Herding Behavior among Residential Developers

Abstract

We investigate whether US real estate developers display herding in their building permit seeking behavior. We measure herding over the period 1988 through 2011 by applying to permit issuances measures previously used in studies of stock herding. We find evidence of herding at levels comparable to those found in studies involving common-stock trading. Developer herding is also stronger in up markets, than in down markets. This is consistent with up market buoyancy constraining the availability of reliable, independent information, which reinforces the tendency to follow the behavior of others.
^^^^^^^^^^^^^^^^
DIRECTION 1:
Give the records from their start through the line containing "bar [109,84,152,339]" as a Markdown table with the columns Entry and Content, leaving out any blank lines.
The herding abstract and the records are unrelated.

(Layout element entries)
^^^^^^^^^^^^^^^^
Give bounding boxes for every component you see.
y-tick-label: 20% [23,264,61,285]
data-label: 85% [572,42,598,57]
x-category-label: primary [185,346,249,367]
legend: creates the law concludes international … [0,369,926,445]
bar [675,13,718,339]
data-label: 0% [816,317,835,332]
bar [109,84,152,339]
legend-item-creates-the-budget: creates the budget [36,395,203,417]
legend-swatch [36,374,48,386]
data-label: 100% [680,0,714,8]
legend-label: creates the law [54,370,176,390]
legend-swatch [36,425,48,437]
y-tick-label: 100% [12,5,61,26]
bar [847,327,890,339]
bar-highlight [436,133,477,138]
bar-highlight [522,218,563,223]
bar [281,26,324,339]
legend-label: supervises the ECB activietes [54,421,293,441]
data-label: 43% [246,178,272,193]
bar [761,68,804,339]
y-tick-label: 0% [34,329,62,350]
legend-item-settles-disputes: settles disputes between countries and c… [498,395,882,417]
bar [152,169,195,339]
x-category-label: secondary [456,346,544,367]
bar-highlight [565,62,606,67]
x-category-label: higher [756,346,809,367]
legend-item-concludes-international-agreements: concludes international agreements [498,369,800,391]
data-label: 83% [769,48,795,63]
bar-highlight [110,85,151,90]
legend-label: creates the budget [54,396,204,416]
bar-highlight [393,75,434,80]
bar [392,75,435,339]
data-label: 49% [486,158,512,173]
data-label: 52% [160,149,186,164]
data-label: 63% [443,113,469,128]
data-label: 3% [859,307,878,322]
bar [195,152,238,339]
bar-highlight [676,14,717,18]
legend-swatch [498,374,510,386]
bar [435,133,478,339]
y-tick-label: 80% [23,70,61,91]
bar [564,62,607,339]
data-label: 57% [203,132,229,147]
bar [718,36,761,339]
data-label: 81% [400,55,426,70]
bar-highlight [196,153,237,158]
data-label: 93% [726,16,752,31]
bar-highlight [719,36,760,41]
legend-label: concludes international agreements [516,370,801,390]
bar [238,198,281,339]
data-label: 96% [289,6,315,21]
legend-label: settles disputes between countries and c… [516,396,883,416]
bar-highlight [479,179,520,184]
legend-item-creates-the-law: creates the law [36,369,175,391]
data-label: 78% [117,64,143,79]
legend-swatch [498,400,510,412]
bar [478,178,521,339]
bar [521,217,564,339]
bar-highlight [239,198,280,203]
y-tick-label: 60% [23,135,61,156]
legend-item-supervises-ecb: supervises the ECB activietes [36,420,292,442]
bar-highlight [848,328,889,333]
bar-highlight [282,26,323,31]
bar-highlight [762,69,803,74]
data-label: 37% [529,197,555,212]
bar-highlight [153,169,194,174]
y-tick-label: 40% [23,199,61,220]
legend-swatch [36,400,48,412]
^^^^^^^^^^^^^^^^
DIRECTION 2:
Retype the stretch of the herding abstract from "Herding Behavior among" through "behavior of others." word for word.

FULL RESPONSE 1:
| Entry | Content |
|---|---|
| 1 | Give bounding boxes for every component you see. |
| 2 | y-tick-label: 20% [23,264,61,285] |
| 3 | data-label: 85% [572,42,598,57] |
| 4 | x-category-label: primary [185,346,249,367] |
| 5 | legend: creates the law concludes international … [0,369,926,445] |
| 6 | bar [675,13,718,339] |
| 7 | data-label: 0% [816,317,835,332] |
| 8 | bar [109,84,152,339] |

FULL RESPONSE 2:
Herding Behavior among Residential Developers

Abstract

We investigate whether US real estate developers display herding in their building permit seeking behavior. We measure herding over the period 1988 through 2011 by applying to permit issuances measures previously used in studies of stock herding. We find evidence of herding at levels comparable to those found in studies involving common-stock trading. Developer herding is also stronger in up markets, than in down markets. This is consistent with up market buoyancy constraining the availability of reliable, independent information, which reinforces the tendency to follow the behavior of others.